**Consegna A:**
Disponi in una tabella Markdown con le colonne "n" (numero) e "Riga" le righe dei dati registrati, partendo dalla prima e fermandoti dopo quella che contiene "button-bar: Yes No xyxy=(1,182,600,282)", entrambe incluse. Salta le righe vuote.
■ ■ ■ ■ ■
Signor Presidente, onorevoli colleghi, riteniamo che il provvedimento al nostro esame rappresenti una «pezza a colore» per la soluzione di una situazione chiusa affrettatamente dall'allora ministro del tesoro Andreatta con il commissario Van Miert senza alcuna riflessione sui problemi da affrontare. Del resto è tipico del professor Andreatta non riflettere abbastanza sui problemi legati alla politica industriale del nostro paese; ormai lo abbiamo tra i piedi da molto tempo come ministro della Repubblica nell'ambito del settore della politica economica e pertanto siamo abituati a vederlo riflettere poco su questi temi. Oggi che ricopre l'incarico di ministro della difesa ha di fronte a sé il problema delle attività industriali legate alla difesa, mentre altri, come il ministro Ciampi, hanno responsabilità in qualità di azionisti diretti della STET. Non dimentichiamo l'esperienza di Alberto Beneduce, che negli anni trenta ebbe una importante intuizione che è servita al nostro paese per molto tempo. Purtroppo le problematiche che ho richiamato e che devono essere affrontate non sono presenti nel disegno di legge di conversione al nostro esame.

PRESIDENTE. È iscritto a parlare l'onorevole Marzano. Ne ha facoltà.

ANTONIO MARZANO. Signor Presidente, onorevoli colleghi, il decreto di cui cominciamo a discutere la conversione in legge forse risponde ad uno stato di necessità, ma non per questo suscita minori perplessità.
■ ■ ■ ■ ■
**Consegna B:**
Duplica parola per parola l'intero resoconto parlamentare riportato sopra.

Dati registrati
■ ■ ■ ■ ■
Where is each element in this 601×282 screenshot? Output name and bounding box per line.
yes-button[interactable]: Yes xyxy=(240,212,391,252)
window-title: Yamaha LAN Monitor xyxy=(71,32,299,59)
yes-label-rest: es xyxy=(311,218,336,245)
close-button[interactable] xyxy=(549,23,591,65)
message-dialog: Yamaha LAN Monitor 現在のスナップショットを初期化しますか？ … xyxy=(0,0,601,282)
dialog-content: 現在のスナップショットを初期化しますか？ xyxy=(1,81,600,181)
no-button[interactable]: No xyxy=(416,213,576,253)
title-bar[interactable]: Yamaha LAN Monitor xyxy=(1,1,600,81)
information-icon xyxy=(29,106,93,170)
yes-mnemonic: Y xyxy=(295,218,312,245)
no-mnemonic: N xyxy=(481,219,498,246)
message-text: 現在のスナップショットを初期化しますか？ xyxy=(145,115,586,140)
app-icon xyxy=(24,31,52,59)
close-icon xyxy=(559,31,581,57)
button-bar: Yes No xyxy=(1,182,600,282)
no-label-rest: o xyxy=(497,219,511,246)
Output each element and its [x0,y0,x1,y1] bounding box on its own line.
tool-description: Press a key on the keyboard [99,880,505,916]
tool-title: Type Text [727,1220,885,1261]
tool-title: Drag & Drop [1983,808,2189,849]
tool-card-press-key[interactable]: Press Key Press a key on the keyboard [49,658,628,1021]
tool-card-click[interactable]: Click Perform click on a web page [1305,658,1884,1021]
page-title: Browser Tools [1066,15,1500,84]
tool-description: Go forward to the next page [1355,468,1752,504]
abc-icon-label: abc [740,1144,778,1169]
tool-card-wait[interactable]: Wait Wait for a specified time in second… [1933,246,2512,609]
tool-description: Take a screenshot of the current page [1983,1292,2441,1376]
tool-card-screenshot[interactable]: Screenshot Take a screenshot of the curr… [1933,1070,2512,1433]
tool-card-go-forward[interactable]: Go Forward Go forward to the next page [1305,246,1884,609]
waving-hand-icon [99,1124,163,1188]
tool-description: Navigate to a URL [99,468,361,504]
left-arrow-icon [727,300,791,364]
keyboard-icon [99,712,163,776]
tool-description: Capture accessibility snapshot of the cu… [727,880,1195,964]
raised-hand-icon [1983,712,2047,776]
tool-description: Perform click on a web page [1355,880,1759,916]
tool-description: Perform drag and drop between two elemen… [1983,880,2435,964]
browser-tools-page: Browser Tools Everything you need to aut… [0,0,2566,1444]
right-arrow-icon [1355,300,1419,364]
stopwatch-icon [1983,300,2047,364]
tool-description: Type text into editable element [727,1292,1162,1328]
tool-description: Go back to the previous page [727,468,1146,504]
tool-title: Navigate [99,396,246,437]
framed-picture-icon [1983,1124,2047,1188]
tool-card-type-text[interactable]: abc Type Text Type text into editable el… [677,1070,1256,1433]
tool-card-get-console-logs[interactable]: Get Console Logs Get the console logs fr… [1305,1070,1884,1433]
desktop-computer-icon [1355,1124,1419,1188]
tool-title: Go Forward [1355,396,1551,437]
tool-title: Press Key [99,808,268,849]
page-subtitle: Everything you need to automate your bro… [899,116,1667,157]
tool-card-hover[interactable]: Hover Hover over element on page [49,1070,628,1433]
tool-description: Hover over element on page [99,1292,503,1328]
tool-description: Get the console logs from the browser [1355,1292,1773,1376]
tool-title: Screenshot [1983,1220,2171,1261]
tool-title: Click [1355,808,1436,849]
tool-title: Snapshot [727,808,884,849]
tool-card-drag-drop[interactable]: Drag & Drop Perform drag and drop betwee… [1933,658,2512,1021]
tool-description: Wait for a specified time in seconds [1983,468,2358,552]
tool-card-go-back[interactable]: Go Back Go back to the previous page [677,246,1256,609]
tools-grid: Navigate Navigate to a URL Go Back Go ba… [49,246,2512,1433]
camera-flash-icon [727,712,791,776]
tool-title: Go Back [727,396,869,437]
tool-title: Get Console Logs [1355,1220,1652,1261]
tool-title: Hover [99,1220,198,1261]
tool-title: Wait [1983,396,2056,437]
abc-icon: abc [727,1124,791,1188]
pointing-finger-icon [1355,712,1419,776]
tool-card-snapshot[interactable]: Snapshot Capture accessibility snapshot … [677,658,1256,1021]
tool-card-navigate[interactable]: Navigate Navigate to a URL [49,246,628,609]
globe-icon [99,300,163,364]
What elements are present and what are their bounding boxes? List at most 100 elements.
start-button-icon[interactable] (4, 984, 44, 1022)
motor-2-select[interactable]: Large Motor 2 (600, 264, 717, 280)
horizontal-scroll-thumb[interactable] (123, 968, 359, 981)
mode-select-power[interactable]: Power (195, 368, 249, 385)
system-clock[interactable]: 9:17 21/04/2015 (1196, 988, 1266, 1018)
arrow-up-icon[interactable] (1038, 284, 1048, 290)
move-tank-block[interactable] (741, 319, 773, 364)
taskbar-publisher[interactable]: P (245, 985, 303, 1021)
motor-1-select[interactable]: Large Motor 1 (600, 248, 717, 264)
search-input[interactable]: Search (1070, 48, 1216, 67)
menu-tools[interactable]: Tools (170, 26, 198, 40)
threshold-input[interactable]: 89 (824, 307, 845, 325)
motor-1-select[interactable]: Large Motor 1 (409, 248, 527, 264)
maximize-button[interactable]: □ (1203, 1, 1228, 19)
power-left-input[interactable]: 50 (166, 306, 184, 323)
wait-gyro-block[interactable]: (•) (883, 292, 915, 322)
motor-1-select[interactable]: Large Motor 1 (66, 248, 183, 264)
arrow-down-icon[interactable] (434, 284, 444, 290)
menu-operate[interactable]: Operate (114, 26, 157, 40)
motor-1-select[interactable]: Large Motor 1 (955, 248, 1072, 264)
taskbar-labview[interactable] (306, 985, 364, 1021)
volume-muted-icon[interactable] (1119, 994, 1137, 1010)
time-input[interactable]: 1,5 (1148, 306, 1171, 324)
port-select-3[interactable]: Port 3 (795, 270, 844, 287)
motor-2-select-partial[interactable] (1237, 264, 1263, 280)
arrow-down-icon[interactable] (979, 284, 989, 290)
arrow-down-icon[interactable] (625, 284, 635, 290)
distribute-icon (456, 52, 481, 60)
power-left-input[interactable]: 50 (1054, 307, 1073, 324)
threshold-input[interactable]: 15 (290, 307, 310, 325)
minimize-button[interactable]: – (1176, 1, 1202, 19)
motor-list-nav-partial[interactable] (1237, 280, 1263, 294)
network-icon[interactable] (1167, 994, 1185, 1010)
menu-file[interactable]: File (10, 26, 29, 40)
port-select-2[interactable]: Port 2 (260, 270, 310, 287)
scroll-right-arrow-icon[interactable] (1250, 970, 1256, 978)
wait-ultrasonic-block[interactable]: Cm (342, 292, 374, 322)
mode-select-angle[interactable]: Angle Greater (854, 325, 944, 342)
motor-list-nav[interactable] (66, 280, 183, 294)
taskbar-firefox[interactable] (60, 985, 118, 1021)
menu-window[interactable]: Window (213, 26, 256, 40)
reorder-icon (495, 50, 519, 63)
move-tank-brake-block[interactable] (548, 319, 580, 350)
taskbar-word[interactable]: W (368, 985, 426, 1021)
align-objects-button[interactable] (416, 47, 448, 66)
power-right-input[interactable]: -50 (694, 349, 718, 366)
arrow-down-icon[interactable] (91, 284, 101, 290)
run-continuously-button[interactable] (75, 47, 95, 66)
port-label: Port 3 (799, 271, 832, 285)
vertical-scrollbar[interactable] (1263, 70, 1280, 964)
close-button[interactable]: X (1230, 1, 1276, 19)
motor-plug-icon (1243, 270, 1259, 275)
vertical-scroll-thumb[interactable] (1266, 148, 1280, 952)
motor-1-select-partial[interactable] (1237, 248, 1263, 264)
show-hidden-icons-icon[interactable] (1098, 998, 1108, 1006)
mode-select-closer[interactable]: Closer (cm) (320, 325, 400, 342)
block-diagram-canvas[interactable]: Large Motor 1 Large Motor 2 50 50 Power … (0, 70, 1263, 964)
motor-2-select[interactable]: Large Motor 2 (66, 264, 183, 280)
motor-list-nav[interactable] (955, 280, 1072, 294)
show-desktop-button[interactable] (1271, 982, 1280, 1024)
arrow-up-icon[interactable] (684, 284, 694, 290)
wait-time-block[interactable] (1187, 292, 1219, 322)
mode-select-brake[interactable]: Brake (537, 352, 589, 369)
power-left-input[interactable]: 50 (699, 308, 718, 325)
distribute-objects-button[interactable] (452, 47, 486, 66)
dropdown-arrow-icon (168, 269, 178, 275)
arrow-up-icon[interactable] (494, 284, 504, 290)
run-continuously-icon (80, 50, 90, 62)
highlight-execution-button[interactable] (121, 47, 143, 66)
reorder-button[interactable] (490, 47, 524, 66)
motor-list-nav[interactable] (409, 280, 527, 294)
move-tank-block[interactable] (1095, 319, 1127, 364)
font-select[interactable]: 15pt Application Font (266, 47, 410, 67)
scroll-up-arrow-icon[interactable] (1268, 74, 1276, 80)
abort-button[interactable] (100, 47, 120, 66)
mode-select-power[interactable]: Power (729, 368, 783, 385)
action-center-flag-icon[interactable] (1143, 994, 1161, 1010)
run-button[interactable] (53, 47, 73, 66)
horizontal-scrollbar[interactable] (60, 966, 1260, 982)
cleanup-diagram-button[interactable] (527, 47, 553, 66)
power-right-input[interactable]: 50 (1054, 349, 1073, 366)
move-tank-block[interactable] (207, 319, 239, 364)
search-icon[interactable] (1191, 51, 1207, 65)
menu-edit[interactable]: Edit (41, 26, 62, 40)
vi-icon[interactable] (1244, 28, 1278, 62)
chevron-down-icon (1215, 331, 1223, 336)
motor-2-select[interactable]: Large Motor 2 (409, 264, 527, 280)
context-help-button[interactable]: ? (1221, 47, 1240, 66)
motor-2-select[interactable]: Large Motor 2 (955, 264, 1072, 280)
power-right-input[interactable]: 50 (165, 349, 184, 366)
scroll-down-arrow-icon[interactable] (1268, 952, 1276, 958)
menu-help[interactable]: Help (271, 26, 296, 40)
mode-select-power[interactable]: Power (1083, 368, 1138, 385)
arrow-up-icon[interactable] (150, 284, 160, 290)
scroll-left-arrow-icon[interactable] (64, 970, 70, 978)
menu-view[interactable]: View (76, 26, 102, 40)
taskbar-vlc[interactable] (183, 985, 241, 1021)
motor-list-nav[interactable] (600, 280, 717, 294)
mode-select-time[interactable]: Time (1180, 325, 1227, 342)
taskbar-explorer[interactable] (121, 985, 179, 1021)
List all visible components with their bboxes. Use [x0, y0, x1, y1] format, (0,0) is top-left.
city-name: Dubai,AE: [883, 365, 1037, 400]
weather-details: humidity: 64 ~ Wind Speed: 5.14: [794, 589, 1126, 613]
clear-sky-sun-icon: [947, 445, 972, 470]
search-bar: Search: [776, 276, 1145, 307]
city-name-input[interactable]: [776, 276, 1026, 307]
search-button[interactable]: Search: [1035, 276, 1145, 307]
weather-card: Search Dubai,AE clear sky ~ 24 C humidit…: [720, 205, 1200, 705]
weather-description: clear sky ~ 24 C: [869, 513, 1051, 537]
■ ■ ■ ■ ■
**Risposta corretta A:**
| n | Riga |
|---|---|
| 1 | Where is each element in this 601×282 screenshot? Output name and bounding box per line. |
| 2 | yes-button[interactable]: Yes xyxy=(240,212,391,252) |
| 3 | window-title: Yamaha LAN Monitor xyxy=(71,32,299,59) |
| 4 | yes-label-rest: es xyxy=(311,218,336,245) |
| 5 | close-button[interactable] xyxy=(549,23,591,65) |
| 6 | message-dialog: Yamaha LAN Monitor 現在のスナップショットを初期化しますか？ … xyxy=(0,0,601,282) |
| 7 | dialog-content: 現在のスナップショットを初期化しますか？ xyxy=(1,81,600,181) |
| 8 | no-button[interactable]: No xyxy=(416,213,576,253) |
| 9 | title-bar[interactable]: Yamaha LAN Monitor xyxy=(1,1,600,81) |
| 10 | information-icon xyxy=(29,106,93,170) |
| 11 | yes-mnemonic: Y xyxy=(295,218,312,245) |
| 12 | no-mnemonic: N xyxy=(481,219,498,246) |
| 13 | message-text: 現在のスナップショットを初期化しますか？ xyxy=(145,115,586,140) |
| 14 | app-icon xyxy=(24,31,52,59) |
| 15 | close-icon xyxy=(559,31,581,57) |
| 16 | button-bar: Yes No xyxy=(1,182,600,282) |

**Risposta corretta B:**
Signor Presidente, onorevoli colleghi, riteniamo che il provvedimento al nostro esame rappresenti una «pezza a colore» per la soluzione di una situazione chiusa affrettatamente dall'allora ministro del tesoro Andreatta con il commissario Van Miert senza alcuna riflessione sui problemi da affrontare. Del resto è tipico del professor Andreatta non riflettere abbastanza sui problemi legati alla politica industriale del nostro paese; ormai lo abbiamo tra i piedi da molto tempo come ministro della Repubblica nell'ambito del settore della politica economica e pertanto siamo abituati a vederlo riflettere poco su questi temi. Oggi che ricopre l'incarico di ministro della difesa ha di fronte a sé il problema delle attività industriali legate alla difesa, mentre altri, come il ministro Ciampi, hanno responsabilità in qualità di azionisti diretti della STET. Non dimentichiamo l'esperienza di Alberto Beneduce, che negli anni trenta ebbe una importante intuizione che è servita al nostro paese per molto tempo. Purtroppo le problematiche che ho richiamato e che devono essere affrontate non sono presenti nel disegno di legge di conversione al nostro esame.

PRESIDENTE. È iscritto a parlare l'onorevole Marzano. Ne ha facoltà.

ANTONIO MARZANO. Signor Presidente, onorevoli colleghi, il decreto di cui cominciamo a discutere la conversione in legge forse risponde ad uno stato di necessità, ma non per questo suscita minori perplessità.